-------- Data for this exercise --------

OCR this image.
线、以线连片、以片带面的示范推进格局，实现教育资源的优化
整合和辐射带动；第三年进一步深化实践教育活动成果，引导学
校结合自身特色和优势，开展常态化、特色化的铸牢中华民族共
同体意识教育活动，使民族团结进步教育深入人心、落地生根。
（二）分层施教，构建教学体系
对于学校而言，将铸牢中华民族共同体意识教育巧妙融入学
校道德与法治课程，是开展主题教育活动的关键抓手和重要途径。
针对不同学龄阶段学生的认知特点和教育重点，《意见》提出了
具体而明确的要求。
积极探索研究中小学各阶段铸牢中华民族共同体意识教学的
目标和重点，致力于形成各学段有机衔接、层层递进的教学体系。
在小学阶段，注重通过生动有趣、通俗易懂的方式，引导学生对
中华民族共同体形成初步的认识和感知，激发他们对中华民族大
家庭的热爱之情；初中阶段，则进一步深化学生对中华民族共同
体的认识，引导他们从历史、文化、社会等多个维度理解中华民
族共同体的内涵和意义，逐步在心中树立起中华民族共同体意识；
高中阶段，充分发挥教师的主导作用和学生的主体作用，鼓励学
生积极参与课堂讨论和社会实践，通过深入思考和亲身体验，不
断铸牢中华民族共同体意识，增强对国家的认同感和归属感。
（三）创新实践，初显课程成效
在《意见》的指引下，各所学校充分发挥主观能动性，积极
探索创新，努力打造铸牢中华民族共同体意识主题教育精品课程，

--------

▶ **What the task requires**:
Copy out every entry again, exactly as it was given.

▶ **Response to this task**:
OCR this image.
线、以线连片、以片带面的示范推进格局，实现教育资源的优化
整合和辐射带动；第三年进一步深化实践教育活动成果，引导学
校结合自身特色和优势，开展常态化、特色化的铸牢中华民族共
同体意识教育活动，使民族团结进步教育深入人心、落地生根。
（二）分层施教，构建教学体系
对于学校而言，将铸牢中华民族共同体意识教育巧妙融入学
校道德与法治课程，是开展主题教育活动的关键抓手和重要途径。
针对不同学龄阶段学生的认知特点和教育重点，《意见》提出了
具体而明确的要求。
积极探索研究中小学各阶段铸牢中华民族共同体意识教学的
目标和重点，致力于形成各学段有机衔接、层层递进的教学体系。
在小学阶段，注重通过生动有趣、通俗易懂的方式，引导学生对
中华民族共同体形成初步的认识和感知，激发他们对中华民族大
家庭的热爱之情；初中阶段，则进一步深化学生对中华民族共同
体的认识，引导他们从历史、文化、社会等多个维度理解中华民
族共同体的内涵和意义，逐步在心中树立起中华民族共同体意识；
高中阶段，充分发挥教师的主导作用和学生的主体作用，鼓励学
生积极参与课堂讨论和社会实践，通过深入思考和亲身体验，不
断铸牢中华民族共同体意识，增强对国家的认同感和归属感。
（三）创新实践，初显课程成效
在《意见》的指引下，各所学校充分发挥主观能动性，积极
探索创新，努力打造铸牢中华民族共同体意识主题教育精品课程，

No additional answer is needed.